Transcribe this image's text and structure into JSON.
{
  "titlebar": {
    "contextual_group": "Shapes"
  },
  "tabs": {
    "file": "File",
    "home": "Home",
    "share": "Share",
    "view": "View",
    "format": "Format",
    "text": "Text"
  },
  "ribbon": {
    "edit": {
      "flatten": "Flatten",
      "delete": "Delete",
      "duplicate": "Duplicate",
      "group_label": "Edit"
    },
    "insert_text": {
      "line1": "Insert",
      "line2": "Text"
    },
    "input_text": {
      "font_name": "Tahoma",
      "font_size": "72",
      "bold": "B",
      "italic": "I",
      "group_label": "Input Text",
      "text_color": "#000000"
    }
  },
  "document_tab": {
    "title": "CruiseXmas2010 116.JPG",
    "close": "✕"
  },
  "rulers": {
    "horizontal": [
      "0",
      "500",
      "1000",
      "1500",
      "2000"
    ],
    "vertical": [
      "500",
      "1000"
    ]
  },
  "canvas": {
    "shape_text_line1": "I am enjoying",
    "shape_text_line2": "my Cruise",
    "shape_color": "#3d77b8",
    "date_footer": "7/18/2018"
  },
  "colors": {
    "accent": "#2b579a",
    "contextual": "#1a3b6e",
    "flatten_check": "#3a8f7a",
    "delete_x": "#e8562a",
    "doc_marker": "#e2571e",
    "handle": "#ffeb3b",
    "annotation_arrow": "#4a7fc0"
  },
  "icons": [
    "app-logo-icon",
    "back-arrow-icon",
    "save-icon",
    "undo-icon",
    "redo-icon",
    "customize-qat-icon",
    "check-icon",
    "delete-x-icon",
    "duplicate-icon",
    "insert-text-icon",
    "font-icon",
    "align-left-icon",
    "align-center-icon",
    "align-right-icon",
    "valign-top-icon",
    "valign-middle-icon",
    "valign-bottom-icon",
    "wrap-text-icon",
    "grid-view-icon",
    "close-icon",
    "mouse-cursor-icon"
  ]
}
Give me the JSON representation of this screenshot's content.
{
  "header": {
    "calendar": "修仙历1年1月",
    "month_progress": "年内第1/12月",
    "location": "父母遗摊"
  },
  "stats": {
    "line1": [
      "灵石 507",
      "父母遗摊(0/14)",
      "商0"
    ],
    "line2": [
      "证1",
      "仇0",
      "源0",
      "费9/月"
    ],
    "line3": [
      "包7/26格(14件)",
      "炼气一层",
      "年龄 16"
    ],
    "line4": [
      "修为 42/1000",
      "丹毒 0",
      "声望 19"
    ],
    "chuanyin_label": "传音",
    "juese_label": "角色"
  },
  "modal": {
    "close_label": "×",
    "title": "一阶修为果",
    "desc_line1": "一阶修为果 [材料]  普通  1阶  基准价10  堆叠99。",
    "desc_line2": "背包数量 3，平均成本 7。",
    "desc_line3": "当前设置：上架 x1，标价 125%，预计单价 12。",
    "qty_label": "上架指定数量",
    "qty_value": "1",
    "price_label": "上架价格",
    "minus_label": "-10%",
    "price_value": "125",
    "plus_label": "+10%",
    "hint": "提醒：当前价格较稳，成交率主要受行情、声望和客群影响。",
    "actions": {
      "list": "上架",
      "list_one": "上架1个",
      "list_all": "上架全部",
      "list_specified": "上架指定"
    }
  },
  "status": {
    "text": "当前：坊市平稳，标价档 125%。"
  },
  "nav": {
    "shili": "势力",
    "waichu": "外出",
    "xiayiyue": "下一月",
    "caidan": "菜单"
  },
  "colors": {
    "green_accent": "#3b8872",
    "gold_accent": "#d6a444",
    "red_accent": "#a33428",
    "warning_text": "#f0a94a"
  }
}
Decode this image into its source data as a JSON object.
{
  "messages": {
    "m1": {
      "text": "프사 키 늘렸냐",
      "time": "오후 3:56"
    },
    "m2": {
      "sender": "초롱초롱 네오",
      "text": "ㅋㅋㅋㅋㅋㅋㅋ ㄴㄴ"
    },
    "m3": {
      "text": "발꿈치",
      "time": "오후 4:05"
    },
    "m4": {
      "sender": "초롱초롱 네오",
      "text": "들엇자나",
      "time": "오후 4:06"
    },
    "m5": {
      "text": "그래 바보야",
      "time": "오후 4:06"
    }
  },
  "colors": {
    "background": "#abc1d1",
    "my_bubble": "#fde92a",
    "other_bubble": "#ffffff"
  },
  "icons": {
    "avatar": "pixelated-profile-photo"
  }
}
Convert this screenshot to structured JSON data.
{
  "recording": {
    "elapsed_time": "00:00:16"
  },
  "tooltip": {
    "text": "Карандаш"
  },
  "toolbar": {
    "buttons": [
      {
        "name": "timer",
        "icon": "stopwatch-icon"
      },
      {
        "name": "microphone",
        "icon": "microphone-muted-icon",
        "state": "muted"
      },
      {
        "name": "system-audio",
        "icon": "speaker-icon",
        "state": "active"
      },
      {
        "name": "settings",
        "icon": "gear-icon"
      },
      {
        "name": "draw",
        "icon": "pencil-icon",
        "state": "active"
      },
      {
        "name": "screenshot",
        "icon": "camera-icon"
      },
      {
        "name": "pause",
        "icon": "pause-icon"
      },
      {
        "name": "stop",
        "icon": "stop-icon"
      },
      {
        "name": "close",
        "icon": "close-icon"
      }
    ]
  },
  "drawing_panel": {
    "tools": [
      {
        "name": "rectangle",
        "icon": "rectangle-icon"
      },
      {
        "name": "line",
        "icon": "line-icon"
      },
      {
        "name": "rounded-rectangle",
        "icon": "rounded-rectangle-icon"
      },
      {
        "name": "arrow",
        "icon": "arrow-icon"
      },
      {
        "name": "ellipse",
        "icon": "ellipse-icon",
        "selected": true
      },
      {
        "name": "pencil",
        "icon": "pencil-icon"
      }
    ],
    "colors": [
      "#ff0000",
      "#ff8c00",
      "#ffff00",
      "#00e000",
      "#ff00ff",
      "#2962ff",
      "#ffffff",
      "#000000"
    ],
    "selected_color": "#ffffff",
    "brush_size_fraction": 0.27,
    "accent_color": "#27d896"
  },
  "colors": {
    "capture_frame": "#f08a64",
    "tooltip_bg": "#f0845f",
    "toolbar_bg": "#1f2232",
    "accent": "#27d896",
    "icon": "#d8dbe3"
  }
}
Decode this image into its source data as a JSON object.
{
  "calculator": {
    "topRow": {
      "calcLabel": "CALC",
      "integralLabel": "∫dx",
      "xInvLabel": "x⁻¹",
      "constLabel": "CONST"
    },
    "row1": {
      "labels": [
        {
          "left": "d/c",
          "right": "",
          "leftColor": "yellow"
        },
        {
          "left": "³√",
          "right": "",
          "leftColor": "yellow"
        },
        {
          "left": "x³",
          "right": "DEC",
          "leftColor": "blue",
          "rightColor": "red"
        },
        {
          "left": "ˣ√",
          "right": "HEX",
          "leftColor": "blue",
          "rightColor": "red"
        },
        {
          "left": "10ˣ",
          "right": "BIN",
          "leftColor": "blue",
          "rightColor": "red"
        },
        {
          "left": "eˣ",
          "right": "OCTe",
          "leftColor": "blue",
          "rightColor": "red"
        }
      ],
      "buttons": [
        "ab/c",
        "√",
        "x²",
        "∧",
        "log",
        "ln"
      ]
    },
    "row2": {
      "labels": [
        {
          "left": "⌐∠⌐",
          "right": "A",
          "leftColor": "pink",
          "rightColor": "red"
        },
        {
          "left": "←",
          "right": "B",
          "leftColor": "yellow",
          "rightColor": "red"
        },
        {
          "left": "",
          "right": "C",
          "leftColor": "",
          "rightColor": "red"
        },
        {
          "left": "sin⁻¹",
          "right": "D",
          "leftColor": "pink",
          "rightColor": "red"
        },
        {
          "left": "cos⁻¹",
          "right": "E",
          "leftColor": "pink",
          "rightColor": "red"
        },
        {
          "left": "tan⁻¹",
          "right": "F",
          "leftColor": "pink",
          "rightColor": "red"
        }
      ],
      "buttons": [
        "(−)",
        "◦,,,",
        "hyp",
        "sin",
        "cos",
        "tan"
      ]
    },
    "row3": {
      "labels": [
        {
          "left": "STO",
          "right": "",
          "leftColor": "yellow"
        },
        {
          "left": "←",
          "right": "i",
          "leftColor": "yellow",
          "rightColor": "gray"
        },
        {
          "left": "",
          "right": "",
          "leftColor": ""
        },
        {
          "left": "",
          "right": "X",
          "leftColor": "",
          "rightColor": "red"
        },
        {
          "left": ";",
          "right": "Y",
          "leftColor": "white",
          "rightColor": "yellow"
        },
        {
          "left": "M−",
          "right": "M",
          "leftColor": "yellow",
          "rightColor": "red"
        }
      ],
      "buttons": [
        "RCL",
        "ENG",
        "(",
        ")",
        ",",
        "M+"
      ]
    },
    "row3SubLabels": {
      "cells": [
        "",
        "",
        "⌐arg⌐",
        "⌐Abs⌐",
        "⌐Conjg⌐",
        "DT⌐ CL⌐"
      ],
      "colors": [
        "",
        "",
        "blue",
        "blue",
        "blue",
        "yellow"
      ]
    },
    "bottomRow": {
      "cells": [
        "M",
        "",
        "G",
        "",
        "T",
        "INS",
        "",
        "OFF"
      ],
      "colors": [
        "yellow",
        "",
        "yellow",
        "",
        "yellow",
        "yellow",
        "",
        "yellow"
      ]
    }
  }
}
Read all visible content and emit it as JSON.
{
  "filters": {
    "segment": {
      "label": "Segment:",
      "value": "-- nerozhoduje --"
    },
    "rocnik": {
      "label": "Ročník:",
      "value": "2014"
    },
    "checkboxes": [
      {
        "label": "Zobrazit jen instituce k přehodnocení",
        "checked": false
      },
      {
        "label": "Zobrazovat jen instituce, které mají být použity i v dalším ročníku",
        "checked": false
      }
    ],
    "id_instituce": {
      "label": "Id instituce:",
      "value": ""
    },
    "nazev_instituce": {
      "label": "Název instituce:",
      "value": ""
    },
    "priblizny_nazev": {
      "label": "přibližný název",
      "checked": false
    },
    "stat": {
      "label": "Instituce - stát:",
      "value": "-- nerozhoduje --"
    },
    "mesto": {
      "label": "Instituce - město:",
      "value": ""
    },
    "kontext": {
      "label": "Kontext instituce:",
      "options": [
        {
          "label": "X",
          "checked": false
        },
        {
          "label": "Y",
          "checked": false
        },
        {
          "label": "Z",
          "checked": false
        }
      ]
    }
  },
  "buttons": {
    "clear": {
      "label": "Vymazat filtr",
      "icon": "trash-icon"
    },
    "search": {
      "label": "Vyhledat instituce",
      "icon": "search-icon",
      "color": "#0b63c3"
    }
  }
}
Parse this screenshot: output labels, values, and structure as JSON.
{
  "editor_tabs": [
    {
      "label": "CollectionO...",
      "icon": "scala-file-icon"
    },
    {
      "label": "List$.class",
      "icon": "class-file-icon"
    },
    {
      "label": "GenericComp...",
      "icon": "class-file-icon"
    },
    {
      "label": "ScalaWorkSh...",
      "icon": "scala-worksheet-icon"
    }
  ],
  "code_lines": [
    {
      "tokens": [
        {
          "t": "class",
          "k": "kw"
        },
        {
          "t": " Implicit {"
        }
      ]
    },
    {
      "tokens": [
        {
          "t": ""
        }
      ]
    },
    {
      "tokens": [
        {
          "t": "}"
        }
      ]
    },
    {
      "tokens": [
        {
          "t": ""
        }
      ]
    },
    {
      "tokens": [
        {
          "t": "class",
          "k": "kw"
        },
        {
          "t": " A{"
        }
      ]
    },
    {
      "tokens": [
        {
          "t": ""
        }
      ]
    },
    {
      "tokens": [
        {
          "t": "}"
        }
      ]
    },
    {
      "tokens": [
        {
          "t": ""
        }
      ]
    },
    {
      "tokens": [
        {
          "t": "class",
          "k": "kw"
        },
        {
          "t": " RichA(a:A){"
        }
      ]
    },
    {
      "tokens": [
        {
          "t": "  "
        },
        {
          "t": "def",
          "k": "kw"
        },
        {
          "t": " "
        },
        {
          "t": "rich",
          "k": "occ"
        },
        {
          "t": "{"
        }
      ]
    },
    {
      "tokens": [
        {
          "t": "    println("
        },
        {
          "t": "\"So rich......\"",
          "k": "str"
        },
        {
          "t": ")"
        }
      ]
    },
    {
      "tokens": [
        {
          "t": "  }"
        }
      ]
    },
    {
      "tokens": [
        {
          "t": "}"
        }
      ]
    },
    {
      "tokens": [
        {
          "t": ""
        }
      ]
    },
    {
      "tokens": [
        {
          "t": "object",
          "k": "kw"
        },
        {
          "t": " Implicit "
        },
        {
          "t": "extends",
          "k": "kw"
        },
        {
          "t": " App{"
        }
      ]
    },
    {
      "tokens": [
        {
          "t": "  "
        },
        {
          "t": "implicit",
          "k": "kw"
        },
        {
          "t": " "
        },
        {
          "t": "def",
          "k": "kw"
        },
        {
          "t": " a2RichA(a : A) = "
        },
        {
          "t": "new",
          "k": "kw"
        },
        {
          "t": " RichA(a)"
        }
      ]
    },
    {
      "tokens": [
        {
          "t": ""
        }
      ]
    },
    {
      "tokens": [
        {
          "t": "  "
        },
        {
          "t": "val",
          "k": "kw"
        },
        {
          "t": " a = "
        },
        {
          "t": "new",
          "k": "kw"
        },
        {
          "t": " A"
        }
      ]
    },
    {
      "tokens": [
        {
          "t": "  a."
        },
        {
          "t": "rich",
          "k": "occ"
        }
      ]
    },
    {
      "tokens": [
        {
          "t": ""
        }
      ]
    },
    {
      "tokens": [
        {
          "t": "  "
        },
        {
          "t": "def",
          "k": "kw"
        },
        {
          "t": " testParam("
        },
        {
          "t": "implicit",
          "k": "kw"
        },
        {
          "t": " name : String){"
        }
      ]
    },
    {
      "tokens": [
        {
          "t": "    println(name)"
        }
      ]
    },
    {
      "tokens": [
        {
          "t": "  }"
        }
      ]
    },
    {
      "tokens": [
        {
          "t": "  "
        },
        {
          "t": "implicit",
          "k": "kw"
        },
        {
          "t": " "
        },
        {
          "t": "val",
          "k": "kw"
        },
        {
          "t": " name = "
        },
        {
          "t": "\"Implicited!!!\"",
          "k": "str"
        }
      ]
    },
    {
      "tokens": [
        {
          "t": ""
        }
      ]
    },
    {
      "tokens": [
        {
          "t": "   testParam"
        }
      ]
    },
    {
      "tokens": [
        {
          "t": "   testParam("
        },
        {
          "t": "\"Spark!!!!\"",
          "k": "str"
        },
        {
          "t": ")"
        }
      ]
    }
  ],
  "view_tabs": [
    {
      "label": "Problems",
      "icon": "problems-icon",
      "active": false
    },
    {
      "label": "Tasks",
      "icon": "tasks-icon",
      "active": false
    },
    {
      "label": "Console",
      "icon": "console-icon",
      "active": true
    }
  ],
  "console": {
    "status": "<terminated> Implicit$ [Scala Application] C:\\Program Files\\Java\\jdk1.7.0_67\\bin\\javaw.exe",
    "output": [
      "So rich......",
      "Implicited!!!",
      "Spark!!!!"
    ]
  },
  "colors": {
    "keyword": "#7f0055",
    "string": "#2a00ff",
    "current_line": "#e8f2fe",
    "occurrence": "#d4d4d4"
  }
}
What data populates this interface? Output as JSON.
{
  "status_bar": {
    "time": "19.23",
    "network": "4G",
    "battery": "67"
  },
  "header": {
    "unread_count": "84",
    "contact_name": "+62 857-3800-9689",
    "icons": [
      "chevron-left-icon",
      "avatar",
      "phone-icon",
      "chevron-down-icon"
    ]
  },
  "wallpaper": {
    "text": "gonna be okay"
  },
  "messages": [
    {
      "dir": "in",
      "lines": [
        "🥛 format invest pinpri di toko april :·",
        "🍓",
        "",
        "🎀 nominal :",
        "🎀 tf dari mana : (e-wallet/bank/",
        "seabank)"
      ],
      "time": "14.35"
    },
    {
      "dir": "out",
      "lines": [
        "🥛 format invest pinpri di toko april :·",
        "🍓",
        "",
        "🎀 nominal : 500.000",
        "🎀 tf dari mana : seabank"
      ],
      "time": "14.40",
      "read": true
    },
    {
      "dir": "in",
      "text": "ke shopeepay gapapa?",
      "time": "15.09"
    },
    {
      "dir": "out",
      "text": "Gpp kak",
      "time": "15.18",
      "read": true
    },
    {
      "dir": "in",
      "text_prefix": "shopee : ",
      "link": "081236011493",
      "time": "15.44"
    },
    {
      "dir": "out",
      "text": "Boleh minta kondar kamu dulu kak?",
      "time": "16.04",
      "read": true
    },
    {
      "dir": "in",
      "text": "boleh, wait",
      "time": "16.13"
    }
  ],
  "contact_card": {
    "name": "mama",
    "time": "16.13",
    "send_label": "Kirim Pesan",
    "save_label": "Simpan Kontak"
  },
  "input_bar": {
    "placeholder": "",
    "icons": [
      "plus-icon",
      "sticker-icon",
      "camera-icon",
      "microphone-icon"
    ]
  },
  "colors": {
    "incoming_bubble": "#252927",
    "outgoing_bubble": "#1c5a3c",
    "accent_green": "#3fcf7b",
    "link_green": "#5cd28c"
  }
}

-----

Problem to solve: Pick out the lines containing the string "screenshot".

Output below:
Give me the JSON representation of this screenshot's content.
Convert this screenshot to structured JSON data.
        "name": "screenshot",
Parse this screenshot: output labels, values, and structure as JSON.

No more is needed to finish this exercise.